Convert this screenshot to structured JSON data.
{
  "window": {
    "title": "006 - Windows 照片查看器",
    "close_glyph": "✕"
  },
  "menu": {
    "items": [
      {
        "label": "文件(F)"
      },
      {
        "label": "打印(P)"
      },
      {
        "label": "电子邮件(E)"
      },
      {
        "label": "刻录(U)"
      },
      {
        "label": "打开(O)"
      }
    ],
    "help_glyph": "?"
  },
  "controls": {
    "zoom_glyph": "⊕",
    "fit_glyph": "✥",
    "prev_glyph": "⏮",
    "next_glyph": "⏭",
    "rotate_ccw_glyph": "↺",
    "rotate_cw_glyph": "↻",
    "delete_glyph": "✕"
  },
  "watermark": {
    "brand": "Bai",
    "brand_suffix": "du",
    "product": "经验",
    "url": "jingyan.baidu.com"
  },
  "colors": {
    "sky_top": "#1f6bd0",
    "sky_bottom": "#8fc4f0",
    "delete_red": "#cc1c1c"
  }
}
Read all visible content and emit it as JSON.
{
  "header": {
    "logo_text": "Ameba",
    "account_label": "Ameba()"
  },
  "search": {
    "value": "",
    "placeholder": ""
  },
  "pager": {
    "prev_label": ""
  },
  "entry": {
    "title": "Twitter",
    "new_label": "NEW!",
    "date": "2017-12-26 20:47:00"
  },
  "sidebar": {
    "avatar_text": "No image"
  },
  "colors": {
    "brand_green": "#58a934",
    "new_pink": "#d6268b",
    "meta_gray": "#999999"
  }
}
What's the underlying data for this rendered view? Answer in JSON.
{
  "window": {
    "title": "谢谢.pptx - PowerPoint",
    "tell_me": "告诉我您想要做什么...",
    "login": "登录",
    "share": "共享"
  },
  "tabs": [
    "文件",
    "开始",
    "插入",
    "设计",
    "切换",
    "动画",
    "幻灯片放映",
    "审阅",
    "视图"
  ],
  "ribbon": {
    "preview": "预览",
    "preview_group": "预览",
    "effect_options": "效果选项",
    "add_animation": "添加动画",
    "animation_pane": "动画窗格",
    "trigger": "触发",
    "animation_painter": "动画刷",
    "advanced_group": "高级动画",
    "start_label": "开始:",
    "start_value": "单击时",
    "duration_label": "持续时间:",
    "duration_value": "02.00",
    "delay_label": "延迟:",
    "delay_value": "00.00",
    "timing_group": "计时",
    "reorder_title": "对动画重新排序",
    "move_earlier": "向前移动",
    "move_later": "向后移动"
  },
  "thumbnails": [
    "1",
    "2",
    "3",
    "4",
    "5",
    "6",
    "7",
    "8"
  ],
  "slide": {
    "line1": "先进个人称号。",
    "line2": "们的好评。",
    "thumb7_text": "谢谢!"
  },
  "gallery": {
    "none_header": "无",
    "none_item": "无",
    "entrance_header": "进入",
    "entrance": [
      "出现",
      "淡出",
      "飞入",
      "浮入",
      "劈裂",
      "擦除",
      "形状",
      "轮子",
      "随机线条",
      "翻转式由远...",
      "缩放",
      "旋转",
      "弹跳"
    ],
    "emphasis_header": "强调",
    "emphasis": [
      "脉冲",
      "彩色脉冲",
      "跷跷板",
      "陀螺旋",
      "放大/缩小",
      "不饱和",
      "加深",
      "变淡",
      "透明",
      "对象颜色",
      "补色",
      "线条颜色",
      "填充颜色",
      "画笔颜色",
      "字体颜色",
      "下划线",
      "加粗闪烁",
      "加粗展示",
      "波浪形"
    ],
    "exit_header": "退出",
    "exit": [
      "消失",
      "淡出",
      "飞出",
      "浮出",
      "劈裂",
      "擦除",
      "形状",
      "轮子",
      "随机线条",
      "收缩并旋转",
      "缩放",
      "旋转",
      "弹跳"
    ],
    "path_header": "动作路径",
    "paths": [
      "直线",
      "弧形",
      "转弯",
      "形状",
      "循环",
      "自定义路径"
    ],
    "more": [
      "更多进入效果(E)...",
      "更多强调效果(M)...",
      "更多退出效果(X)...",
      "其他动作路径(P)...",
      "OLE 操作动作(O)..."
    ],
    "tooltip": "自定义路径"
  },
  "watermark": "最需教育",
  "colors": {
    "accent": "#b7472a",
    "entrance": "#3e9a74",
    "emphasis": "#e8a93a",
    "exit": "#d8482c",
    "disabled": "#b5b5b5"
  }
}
---------------
### Given request
Please return the data above exactly as given.

### Exercise answer
Convert this screenshot to structured JSON data.
{
  "window": {
    "title": "006 - Windows 照片查看器",
    "close_glyph": "✕"
  },
  "menu": {
    "items": [
      {
        "label": "文件(F)"
      },
      {
        "label": "打印(P)"
      },
      {
        "label": "电子邮件(E)"
      },
      {
        "label": "刻录(U)"
      },
      {
        "label": "打开(O)"
      }
    ],
    "help_glyph": "?"
  },
  "controls": {
    "zoom_glyph": "⊕",
    "fit_glyph": "✥",
    "prev_glyph": "⏮",
    "next_glyph": "⏭",
    "rotate_ccw_glyph": "↺",
    "rotate_cw_glyph": "↻",
    "delete_glyph": "✕"
  },
  "watermark": {
    "brand": "Bai",
    "brand_suffix": "du",
    "product": "经验",
    "url": "jingyan.baidu.com"
  },
  "colors": {
    "sky_top": "#1f6bd0",
    "sky_bottom": "#8fc4f0",
    "delete_red": "#cc1c1c"
  }
}
Read all visible content and emit it as JSON.
{
  "header": {
    "logo_text": "Ameba",
    "account_label": "Ameba()"
  },
  "search": {
    "value": "",
    "placeholder": ""
  },
  "pager": {
    "prev_label": ""
  },
  "entry": {
    "title": "Twitter",
    "new_label": "NEW!",
    "date": "2017-12-26 20:47:00"
  },
  "sidebar": {
    "avatar_text": "No image"
  },
  "colors": {
    "brand_green": "#58a934",
    "new_pink": "#d6268b",
    "meta_gray": "#999999"
  }
}
What's the underlying data for this rendered view? Answer in JSON.
{
  "window": {
    "title": "谢谢.pptx - PowerPoint",
    "tell_me": "告诉我您想要做什么...",
    "login": "登录",
    "share": "共享"
  },
  "tabs": [
    "文件",
    "开始",
    "插入",
    "设计",
    "切换",
    "动画",
    "幻灯片放映",
    "审阅",
    "视图"
  ],
  "ribbon": {
    "preview": "预览",
    "preview_group": "预览",
    "effect_options": "效果选项",
    "add_animation": "添加动画",
    "animation_pane": "动画窗格",
    "trigger": "触发",
    "animation_painter": "动画刷",
    "advanced_group": "高级动画",
    "start_label": "开始:",
    "start_value": "单击时",
    "duration_label": "持续时间:",
    "duration_value": "02.00",
    "delay_label": "延迟:",
    "delay_value": "00.00",
    "timing_group": "计时",
    "reorder_title": "对动画重新排序",
    "move_earlier": "向前移动",
    "move_later": "向后移动"
  },
  "thumbnails": [
    "1",
    "2",
    "3",
    "4",
    "5",
    "6",
    "7",
    "8"
  ],
  "slide": {
    "line1": "先进个人称号。",
    "line2": "们的好评。",
    "thumb7_text": "谢谢!"
  },
  "gallery": {
    "none_header": "无",
    "none_item": "无",
    "entrance_header": "进入",
    "entrance": [
      "出现",
      "淡出",
      "飞入",
      "浮入",
      "劈裂",
      "擦除",
      "形状",
      "轮子",
      "随机线条",
      "翻转式由远...",
      "缩放",
      "旋转",
      "弹跳"
    ],
    "emphasis_header": "强调",
    "emphasis": [
      "脉冲",
      "彩色脉冲",
      "跷跷板",
      "陀螺旋",
      "放大/缩小",
      "不饱和",
      "加深",
      "变淡",
      "透明",
      "对象颜色",
      "补色",
      "线条颜色",
      "填充颜色",
      "画笔颜色",
      "字体颜色",
      "下划线",
      "加粗闪烁",
      "加粗展示",
      "波浪形"
    ],
    "exit_header": "退出",
    "exit": [
      "消失",
      "淡出",
      "飞出",
      "浮出",
      "劈裂",
      "擦除",
      "形状",
      "轮子",
      "随机线条",
      "收缩并旋转",
      "缩放",
      "旋转",
      "弹跳"
    ],
    "path_header": "动作路径",
    "paths": [
      "直线",
      "弧形",
      "转弯",
      "形状",
      "循环",
      "自定义路径"
    ],
    "more": [
      "更多进入效果(E)...",
      "更多强调效果(M)...",
      "更多退出效果(X)...",
      "其他动作路径(P)...",
      "OLE 操作动作(O)..."
    ],
    "tooltip": "自定义路径"
  },
  "watermark": "最需教育",
  "colors": {
    "accent": "#b7472a",
    "entrance": "#3e9a74",
    "emphasis": "#e8a93a",
    "exit": "#d8482c",
    "disabled": "#b5b5b5"
  }
}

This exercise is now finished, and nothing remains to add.